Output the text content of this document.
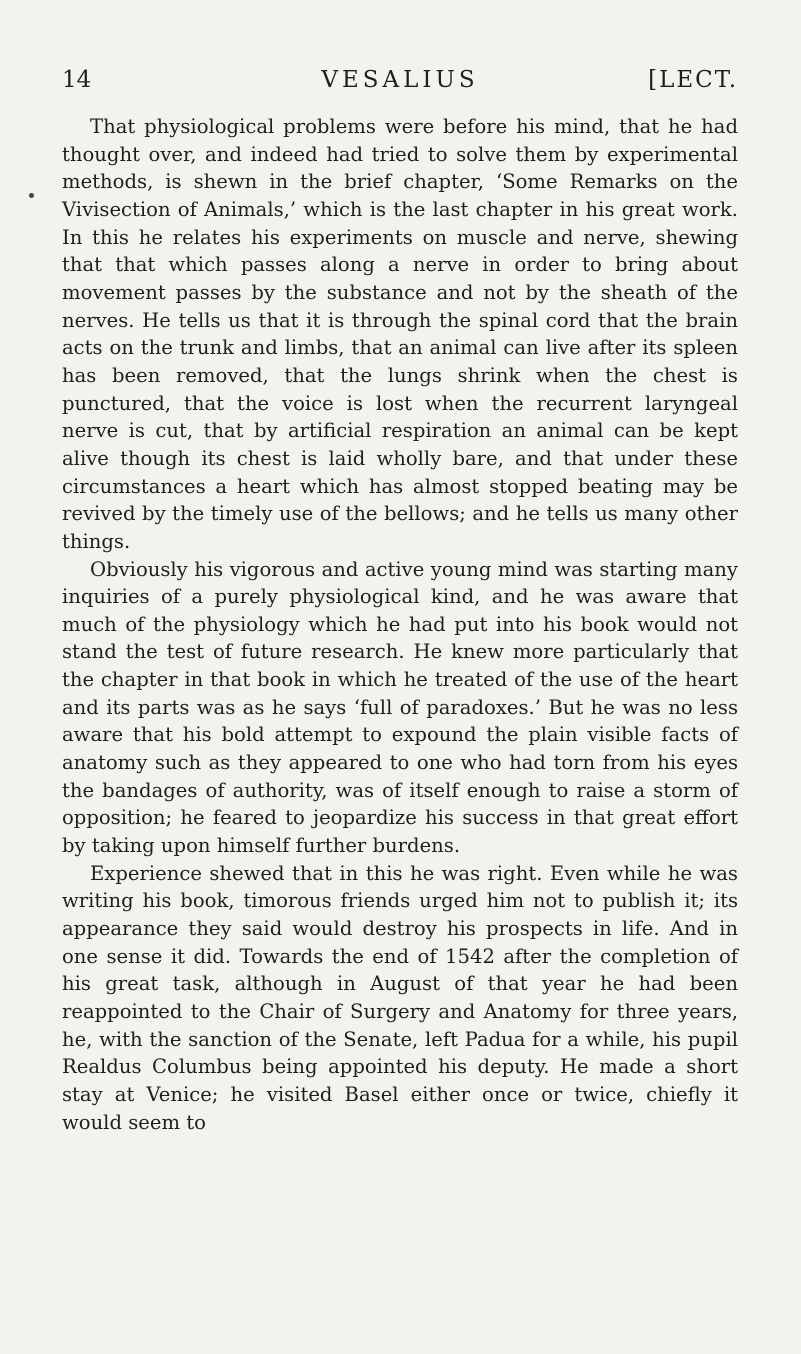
14	VESALIUS	[LECT.

That physiological problems were before his mind, that he had thought over, and indeed had tried to solve them by experimental methods, is shewn in the brief chapter, ‘Some Remarks on the Vivisection of Animals,’ which is the last chapter in his great work. In this he relates his experiments on muscle and nerve, shewing that that which passes along a nerve in order to bring about movement passes by the substance and not by the sheath of the nerves. He tells us that it is through the spinal cord that the brain acts on the trunk and limbs, that an animal can live after its spleen has been removed, that the lungs shrink when the chest is punctured, that the voice is lost when the recurrent laryngeal nerve is cut, that by artificial respiration an animal can be kept alive though its chest is laid wholly bare, and that under these circumstances a heart which has almost stopped beating may be revived by the timely use of the bellows; and he tells us many other things.

Obviously his vigorous and active young mind was starting many inquiries of a purely physiological kind, and he was aware that much of the physiology which he had put into his book would not stand the test of future research. He knew more particularly that the chapter in that book in which he treated of the use of the heart and its parts was as he says ‘full of paradoxes.’ But he was no less aware that his bold attempt to expound the plain visible facts of anatomy such as they appeared to one who had torn from his eyes the bandages of authority, was of itself enough to raise a storm of opposition; he feared to jeopardize his success in that great effort by taking upon himself further burdens.

Experience shewed that in this he was right. Even while he was writing his book, timorous friends urged him not to publish it; its appearance they said would destroy his prospects in life. And in one sense it did. Towards the end of 1542 after the completion of his great task, although in August of that year he had been reappointed to the Chair of Surgery and Anatomy for three years, he, with the sanction of the Senate, left Padua for a while, his pupil Realdus Columbus being appointed his deputy. He made a short stay at Venice; he visited Basel either once or twice, chiefly it would seem to
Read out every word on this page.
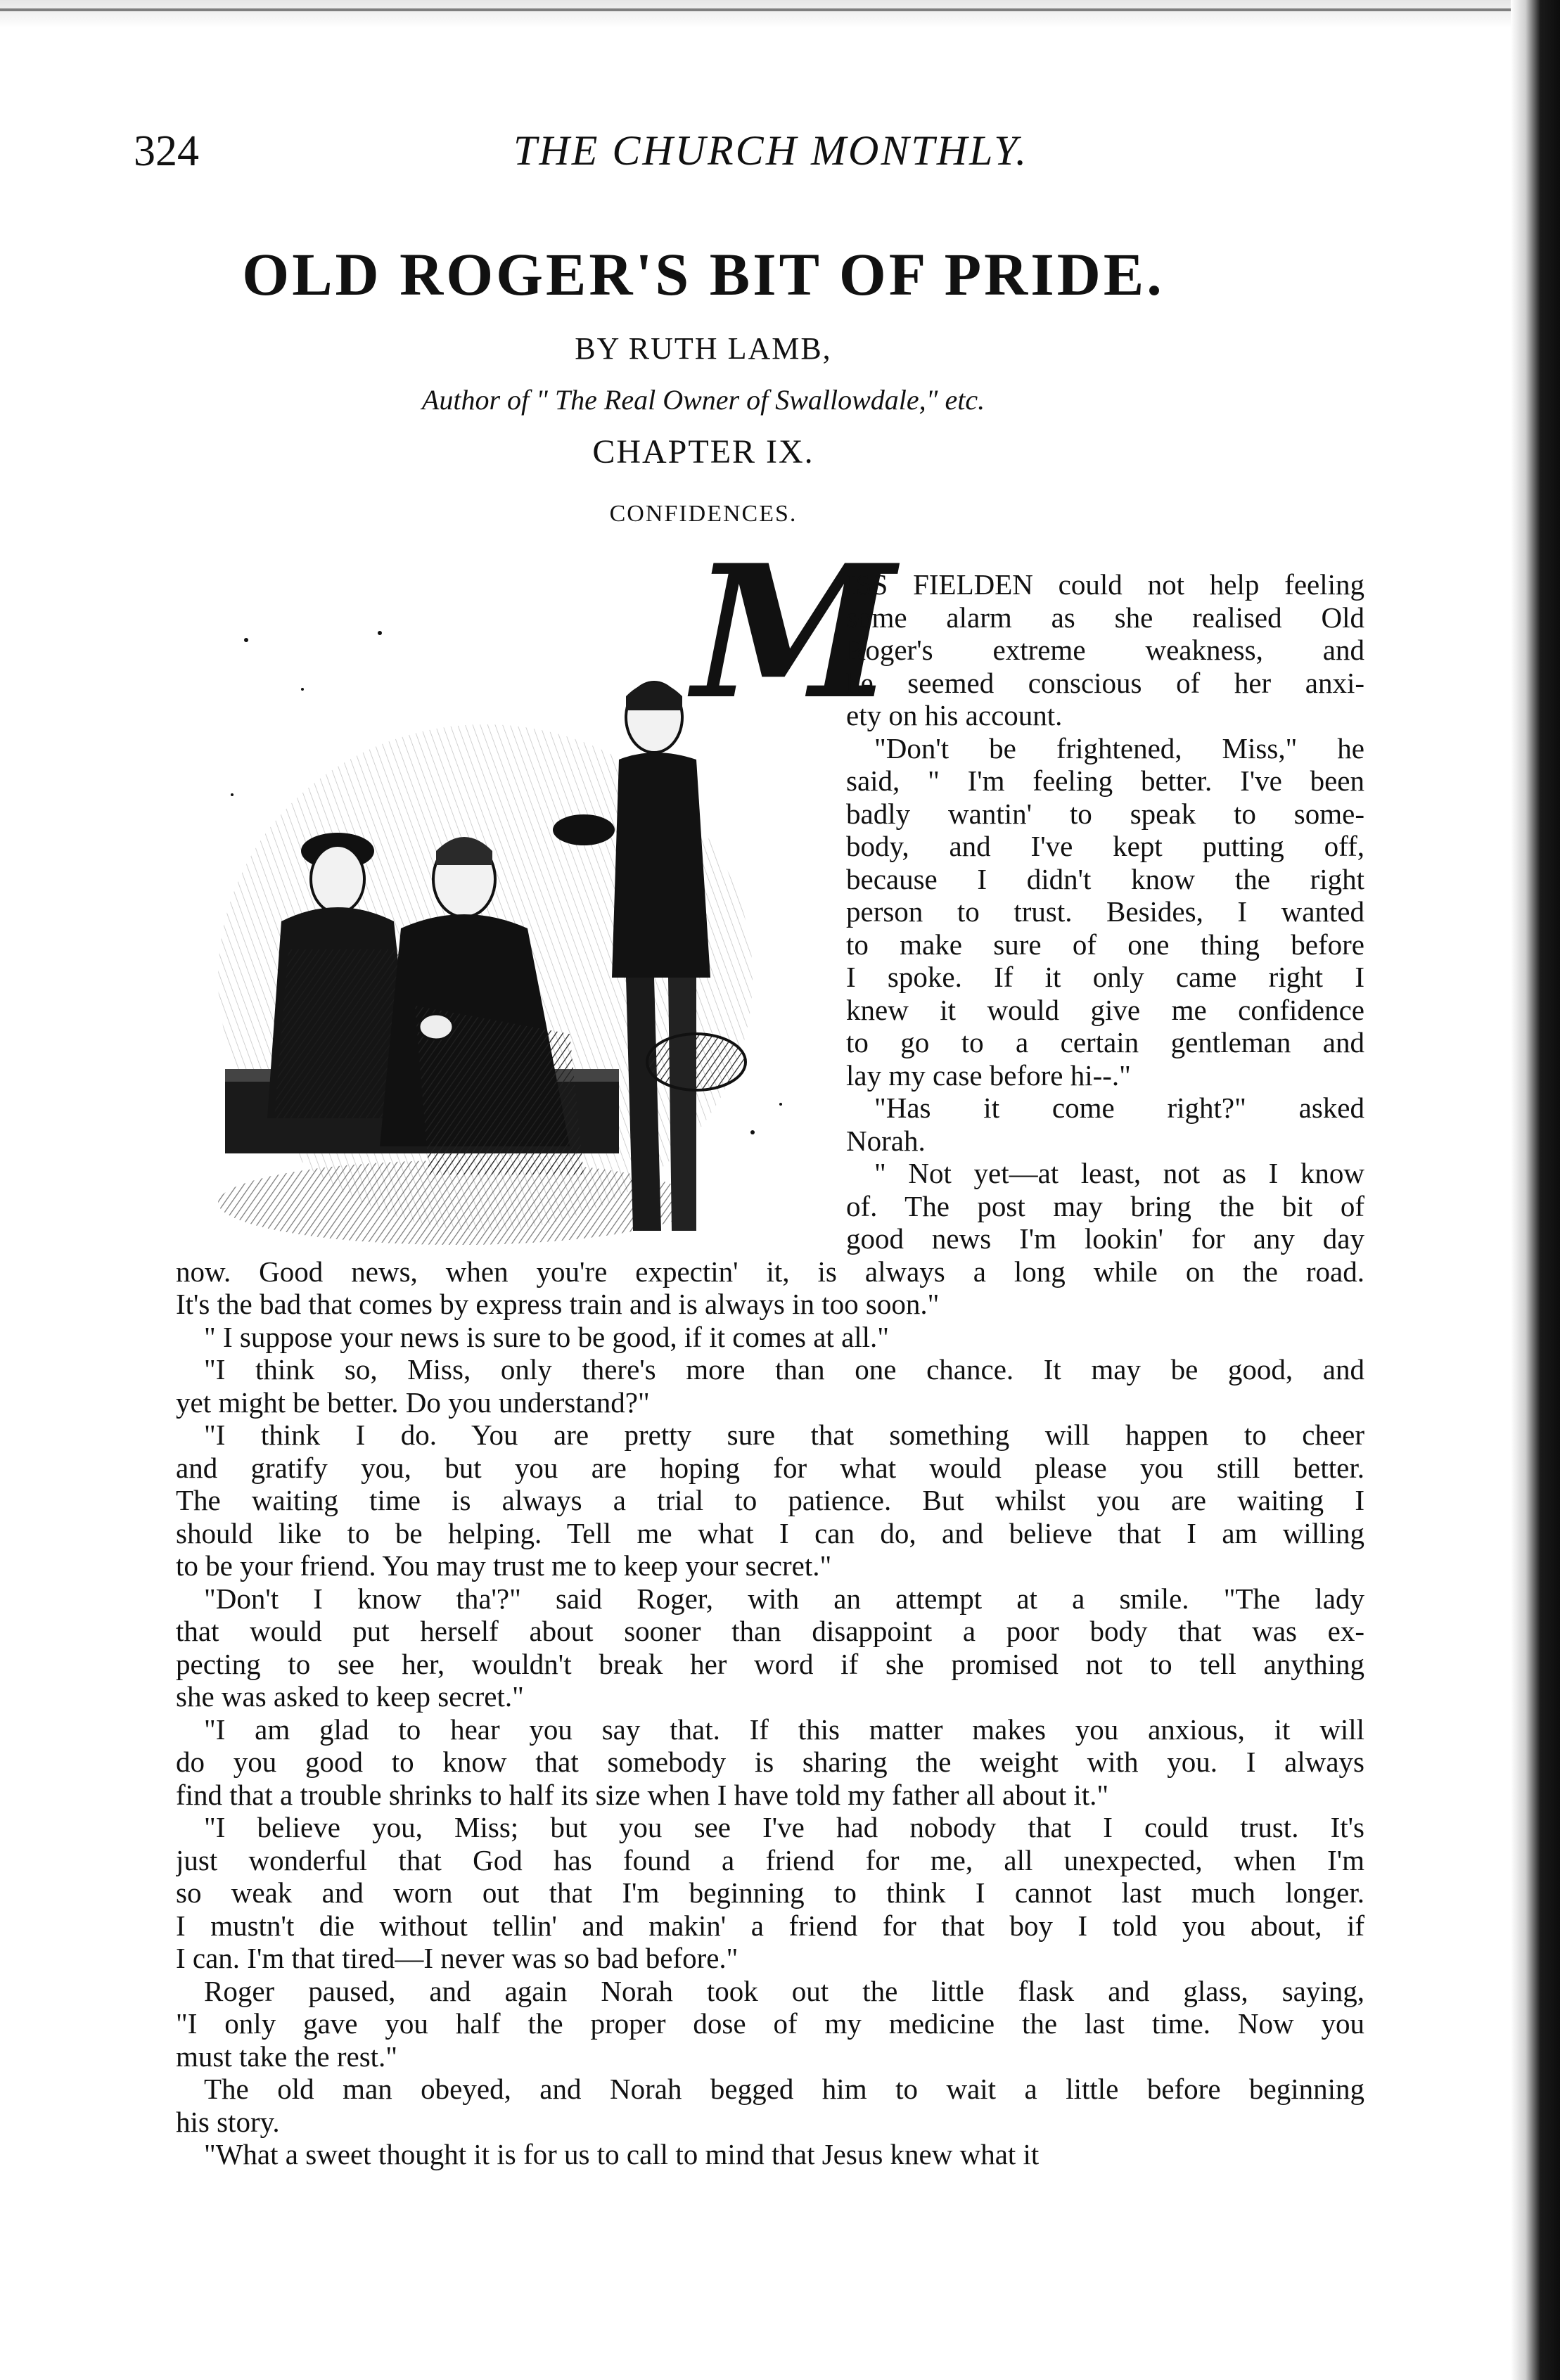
324	THE CHURCH MONTHLY.
OLD ROGER'S BIT OF PRIDE.
BY RUTH LAMB,
Author of " The Real Owner of Swallowdale," etc.
CHAPTER IX.
CONFIDENCES.
M
ISS FIELDEN could not help feeling
some alarm as she realised Old
Roger's extreme weakness, and
he seemed conscious of her anxi-
ety on his account.
"Don't be frightened, Miss," he
said, " I'm feeling better. I've been
badly wantin' to speak to some-
body, and I've kept putting off,
because I didn't know the right
person to trust. Besides, I wanted
to make sure of one thing before
I spoke. If it only came right I
knew it would give me confidence
to go to a certain gentleman and
lay my case before hi--."
"Has it come right?" asked
Norah.
" Not yet—at least, not as I know
of. The post may bring the bit of
good news I'm lookin' for any day
now. Good news, when you're expectin' it, is always a long while on the road.
It's the bad that comes by express train and is always in too soon."
" I suppose your news is sure to be good, if it comes at all."
"I think so, Miss, only there's more than one chance. It may be good, and
yet might be better. Do you understand?"
"I think I do. You are pretty sure that something will happen to cheer
and gratify you, but you are hoping for what would please you still better.
The waiting time is always a trial to patience. But whilst you are waiting I
should like to be helping. Tell me what I can do, and believe that I am willing
to be your friend. You may trust me to keep your secret."
"Don't I know tha'?" said Roger, with an attempt at a smile. "The lady
that would put herself about sooner than disappoint a poor body that was ex-
pecting to see her, wouldn't break her word if she promised not to tell anything
she was asked to keep secret."
"I am glad to hear you say that. If this matter makes you anxious, it will
do you good to know that somebody is sharing the weight with you. I always
find that a trouble shrinks to half its size when I have told my father all about it."
"I believe you, Miss; but you see I've had nobody that I could trust. It's
just wonderful that God has found a friend for me, all unexpected, when I'm
so weak and worn out that I'm beginning to think I cannot last much longer.
I mustn't die without tellin' and makin' a friend for that boy I told you about, if
I can. I'm that tired—I never was so bad before."
Roger paused, and again Norah took out the little flask and glass, saying,
"I only gave you half the proper dose of my medicine the last time. Now you
must take the rest."
The old man obeyed, and Norah begged him to wait a little before beginning
his story.
"What a sweet thought it is for us to call to mind that Jesus knew what it
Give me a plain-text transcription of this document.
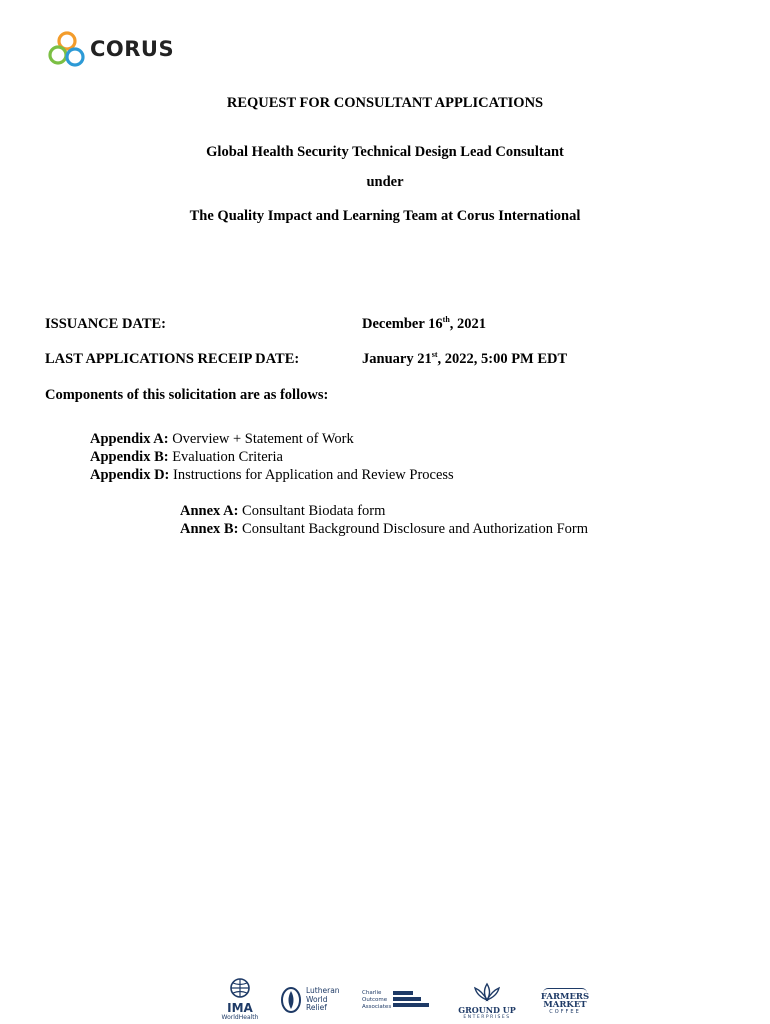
CORUS
REQUEST FOR CONSULTANT APPLICATIONS
Global Health Security Technical Design Lead Consultant
under
The Quality Impact and Learning Team at Corus International
ISSUANCE DATE:	December 16th, 2021
LAST APPLICATIONS RECEIP DATE:	January 21st, 2022, 5:00 PM EDT
Components of this solicitation are as follows:
Appendix A: Overview + Statement of Work
Appendix B: Evaluation Criteria
Appendix D: Instructions for Application and Review Process
Annex A: Consultant Biodata form
Annex B: Consultant Background Disclosure and Authorization Form
IMA
WorldHealth
Lutheran
World
Relief
Charlie
Outcome
Associates	GROUND UP
ENTERPRISES
FARMERS
MARKET
COFFEE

Stated exercise. Transcribe every entry above exactly. Omit all pictures.

Result below.
Output the text content of this document.
14	VESALIUS	[LECT.

That physiological problems were before his mind, that he had thought over, and indeed had tried to solve them by experimental methods, is shewn in the brief chapter, ‘Some Remarks on the Vivisection of Animals,’ which is the last chapter in his great work. In this he relates his experiments on muscle and nerve, shewing that that which passes along a nerve in order to bring about movement passes by the substance and not by the sheath of the nerves. He tells us that it is through the spinal cord that the brain acts on the trunk and limbs, that an animal can live after its spleen has been removed, that the lungs shrink when the chest is punctured, that the voice is lost when the recurrent laryngeal nerve is cut, that by artificial respiration an animal can be kept alive though its chest is laid wholly bare, and that under these circumstances a heart which has almost stopped beating may be revived by the timely use of the bellows; and he tells us many other things.

Obviously his vigorous and active young mind was starting many inquiries of a purely physiological kind, and he was aware that much of the physiology which he had put into his book would not stand the test of future research. He knew more particularly that the chapter in that book in which he treated of the use of the heart and its parts was as he says ‘full of paradoxes.’ But he was no less aware that his bold attempt to expound the plain visible facts of anatomy such as they appeared to one who had torn from his eyes the bandages of authority, was of itself enough to raise a storm of opposition; he feared to jeopardize his success in that great effort by taking upon himself further burdens.

Experience shewed that in this he was right. Even while he was writing his book, timorous friends urged him not to publish it; its appearance they said would destroy his prospects in life. And in one sense it did. Towards the end of 1542 after the completion of his great task, although in August of that year he had been reappointed to the Chair of Surgery and Anatomy for three years, he, with the sanction of the Senate, left Padua for a while, his pupil Realdus Columbus being appointed his deputy. He made a short stay at Venice; he visited Basel either once or twice, chiefly it would seem to
Read out every word on this page.
324	THE CHURCH MONTHLY.
OLD ROGER'S BIT OF PRIDE.
BY RUTH LAMB,
Author of " The Real Owner of Swallowdale," etc.
CHAPTER IX.
CONFIDENCES.
M
ISS FIELDEN could not help feeling
some alarm as she realised Old
Roger's extreme weakness, and
he seemed conscious of her anxi-
ety on his account.
"Don't be frightened, Miss," he
said, " I'm feeling better. I've been
badly wantin' to speak to some-
body, and I've kept putting off,
because I didn't know the right
person to trust. Besides, I wanted
to make sure of one thing before
I spoke. If it only came right I
knew it would give me confidence
to go to a certain gentleman and
lay my case before hi--."
"Has it come right?" asked
Norah.
" Not yet—at least, not as I know
of. The post may bring the bit of
good news I'm lookin' for any day
now. Good news, when you're expectin' it, is always a long while on the road.
It's the bad that comes by express train and is always in too soon."
" I suppose your news is sure to be good, if it comes at all."
"I think so, Miss, only there's more than one chance. It may be good, and
yet might be better. Do you understand?"
"I think I do. You are pretty sure that something will happen to cheer
and gratify you, but you are hoping for what would please you still better.
The waiting time is always a trial to patience. But whilst you are waiting I
should like to be helping. Tell me what I can do, and believe that I am willing
to be your friend. You may trust me to keep your secret."
"Don't I know tha'?" said Roger, with an attempt at a smile. "The lady
that would put herself about sooner than disappoint a poor body that was ex-
pecting to see her, wouldn't break her word if she promised not to tell anything
she was asked to keep secret."
"I am glad to hear you say that. If this matter makes you anxious, it will
do you good to know that somebody is sharing the weight with you. I always
find that a trouble shrinks to half its size when I have told my father all about it."
"I believe you, Miss; but you see I've had nobody that I could trust. It's
just wonderful that God has found a friend for me, all unexpected, when I'm
so weak and worn out that I'm beginning to think I cannot last much longer.
I mustn't die without tellin' and makin' a friend for that boy I told you about, if
I can. I'm that tired—I never was so bad before."
Roger paused, and again Norah took out the little flask and glass, saying,
"I only gave you half the proper dose of my medicine the last time. Now you
must take the rest."
The old man obeyed, and Norah begged him to wait a little before beginning
his story.
"What a sweet thought it is for us to call to mind that Jesus knew what it
Give me a plain-text transcription of this document.
CORUS
REQUEST FOR CONSULTANT APPLICATIONS
Global Health Security Technical Design Lead Consultant
under
The Quality Impact and Learning Team at Corus International
ISSUANCE DATE:	December 16th, 2021
LAST APPLICATIONS RECEIP DATE:	January 21st, 2022, 5:00 PM EDT
Components of this solicitation are as follows:
Appendix A: Overview + Statement of Work
Appendix B: Evaluation Criteria
Appendix D: Instructions for Application and Review Process
Annex A: Consultant Biodata form
Annex B: Consultant Background Disclosure and Authorization Form
IMA
WorldHealth
Lutheran
World
Relief
Charlie
Outcome
Associates	GROUND UP
ENTERPRISES
FARMERS
MARKET
COFFEE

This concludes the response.